### Task goal
Set down each record exactly as written.
* * * * * * * * *
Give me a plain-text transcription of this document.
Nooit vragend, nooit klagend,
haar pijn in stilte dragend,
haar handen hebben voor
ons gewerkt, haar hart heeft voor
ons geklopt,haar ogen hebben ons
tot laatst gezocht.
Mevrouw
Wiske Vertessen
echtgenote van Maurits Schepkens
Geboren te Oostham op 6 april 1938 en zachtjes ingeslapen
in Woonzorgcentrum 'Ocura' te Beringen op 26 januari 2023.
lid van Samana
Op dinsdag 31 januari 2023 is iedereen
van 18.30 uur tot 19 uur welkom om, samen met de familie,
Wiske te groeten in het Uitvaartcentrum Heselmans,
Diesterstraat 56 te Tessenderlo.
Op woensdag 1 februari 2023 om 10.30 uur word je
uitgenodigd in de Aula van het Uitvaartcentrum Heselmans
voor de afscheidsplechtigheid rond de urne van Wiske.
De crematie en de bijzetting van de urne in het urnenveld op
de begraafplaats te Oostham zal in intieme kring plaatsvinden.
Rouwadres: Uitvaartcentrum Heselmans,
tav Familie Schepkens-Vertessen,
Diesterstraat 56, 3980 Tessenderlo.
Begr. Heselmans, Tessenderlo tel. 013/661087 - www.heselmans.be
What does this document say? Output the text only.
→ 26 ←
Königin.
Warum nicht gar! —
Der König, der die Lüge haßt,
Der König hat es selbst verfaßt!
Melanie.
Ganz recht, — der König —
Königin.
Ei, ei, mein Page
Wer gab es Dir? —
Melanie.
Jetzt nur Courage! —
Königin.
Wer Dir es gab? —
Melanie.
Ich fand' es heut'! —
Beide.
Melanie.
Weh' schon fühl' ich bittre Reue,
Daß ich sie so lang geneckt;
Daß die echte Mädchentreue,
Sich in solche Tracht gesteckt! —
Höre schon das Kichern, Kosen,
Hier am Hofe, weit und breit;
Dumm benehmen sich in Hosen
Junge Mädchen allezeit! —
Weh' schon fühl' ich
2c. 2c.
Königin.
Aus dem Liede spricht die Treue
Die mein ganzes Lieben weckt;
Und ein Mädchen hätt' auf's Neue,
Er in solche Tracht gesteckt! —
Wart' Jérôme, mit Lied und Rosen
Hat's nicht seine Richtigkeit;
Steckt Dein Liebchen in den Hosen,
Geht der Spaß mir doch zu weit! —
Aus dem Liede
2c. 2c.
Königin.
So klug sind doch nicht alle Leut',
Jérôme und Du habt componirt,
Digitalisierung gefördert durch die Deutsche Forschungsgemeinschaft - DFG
* * * * * * * * *
### The reply
Give me a plain-text transcription of this document.
Nooit vragend, nooit klagend,
haar pijn in stilte dragend,
haar handen hebben voor
ons gewerkt, haar hart heeft voor
ons geklopt,haar ogen hebben ons
tot laatst gezocht.
Mevrouw
Wiske Vertessen
echtgenote van Maurits Schepkens
Geboren te Oostham op 6 april 1938 en zachtjes ingeslapen
in Woonzorgcentrum 'Ocura' te Beringen op 26 januari 2023.
lid van Samana
Op dinsdag 31 januari 2023 is iedereen
van 18.30 uur tot 19 uur welkom om, samen met de familie,
Wiske te groeten in het Uitvaartcentrum Heselmans,
Diesterstraat 56 te Tessenderlo.
Op woensdag 1 februari 2023 om 10.30 uur word je
uitgenodigd in de Aula van het Uitvaartcentrum Heselmans
voor de afscheidsplechtigheid rond de urne van Wiske.
De crematie en de bijzetting van de urne in het urnenveld op
de begraafplaats te Oostham zal in intieme kring plaatsvinden.
Rouwadres: Uitvaartcentrum Heselmans,
tav Familie Schepkens-Vertessen,
Diesterstraat 56, 3980 Tessenderlo.
Begr. Heselmans, Tessenderlo tel. 013/661087 - www.heselmans.be
What does this document say? Output the text only.
→ 26 ←
Königin.
Warum nicht gar! —
Der König, der die Lüge haßt,
Der König hat es selbst verfaßt!
Melanie.
Ganz recht, — der König —
Königin.
Ei, ei, mein Page
Wer gab es Dir? —
Melanie.
Jetzt nur Courage! —
Königin.
Wer Dir es gab? —
Melanie.
Ich fand' es heut'! —
Beide.
Melanie.
Weh' schon fühl' ich bittre Reue,
Daß ich sie so lang geneckt;
Daß die echte Mädchentreue,
Sich in solche Tracht gesteckt! —
Höre schon das Kichern, Kosen,
Hier am Hofe, weit und breit;
Dumm benehmen sich in Hosen
Junge Mädchen allezeit! —
Weh' schon fühl' ich
2c. 2c.
Königin.
Aus dem Liede spricht die Treue
Die mein ganzes Lieben weckt;
Und ein Mädchen hätt' auf's Neue,
Er in solche Tracht gesteckt! —
Wart' Jérôme, mit Lied und Rosen
Hat's nicht seine Richtigkeit;
Steckt Dein Liebchen in den Hosen,
Geht der Spaß mir doch zu weit! —
Aus dem Liede
2c. 2c.
Königin.
So klug sind doch nicht alle Leut',
Jérôme und Du habt componirt,
Digitalisierung gefördert durch die Deutsche Forschungsgemeinschaft - DFG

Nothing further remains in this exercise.